*Written instruction:* Repeat every line of the data exactly, but not the pictures.

Figure dataset records:
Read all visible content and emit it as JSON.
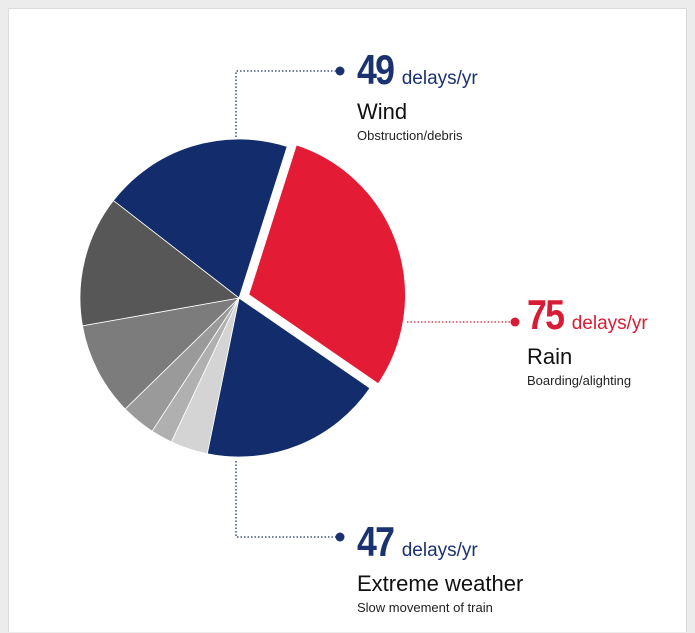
{
  "chart_data": {
    "type": "pie",
    "colors": {
      "navy": "#132c6c",
      "red": "#e31b35",
      "navy_label": "#1b3270",
      "red_label": "#d91c35",
      "grays": [
        "#d4d4d4",
        "#b0b0b0",
        "#9a9a9a",
        "#7c7c7c",
        "#575757"
      ]
    },
    "unlabeled_slices": [
      {
        "fraction": 0.038
      },
      {
        "fraction": 0.022
      },
      {
        "fraction": 0.035
      },
      {
        "fraction": 0.095
      },
      {
        "fraction": 0.133
      }
    ],
    "callouts": [
      {
        "key": "wind",
        "value": "49",
        "unit": "delays/yr",
        "category": "Wind",
        "cause": "Obstruction/debris",
        "color": "navy"
      },
      {
        "key": "rain",
        "value": "75",
        "unit": "delays/yr",
        "category": "Rain",
        "cause": "Boarding/alighting",
        "color": "red"
      },
      {
        "key": "extreme",
        "value": "47",
        "unit": "delays/yr",
        "category": "Extreme weather",
        "cause": "Slow movement of train",
        "color": "navy"
      }
    ]
  }
}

*Solution for this problem:*
Read all visible content and emit it as JSON.
{
  "chart_data": {
    "type": "pie",
    "colors": {
      "navy": "#132c6c",
      "red": "#e31b35",
      "navy_label": "#1b3270",
      "red_label": "#d91c35",
      "grays": [
        "#d4d4d4",
        "#b0b0b0",
        "#9a9a9a",
        "#7c7c7c",
        "#575757"
      ]
    },
    "unlabeled_slices": [
      {
        "fraction": 0.038
      },
      {
        "fraction": 0.022
      },
      {
        "fraction": 0.035
      },
      {
        "fraction": 0.095
      },
      {
        "fraction": 0.133
      }
    ],
    "callouts": [
      {
        "key": "wind",
        "value": "49",
        "unit": "delays/yr",
        "category": "Wind",
        "cause": "Obstruction/debris",
        "color": "navy"
      },
      {
        "key": "rain",
        "value": "75",
        "unit": "delays/yr",
        "category": "Rain",
        "cause": "Boarding/alighting",
        "color": "red"
      },
      {
        "key": "extreme",
        "value": "47",
        "unit": "delays/yr",
        "category": "Extreme weather",
        "cause": "Slow movement of train",
        "color": "navy"
      }
    ]
  }
}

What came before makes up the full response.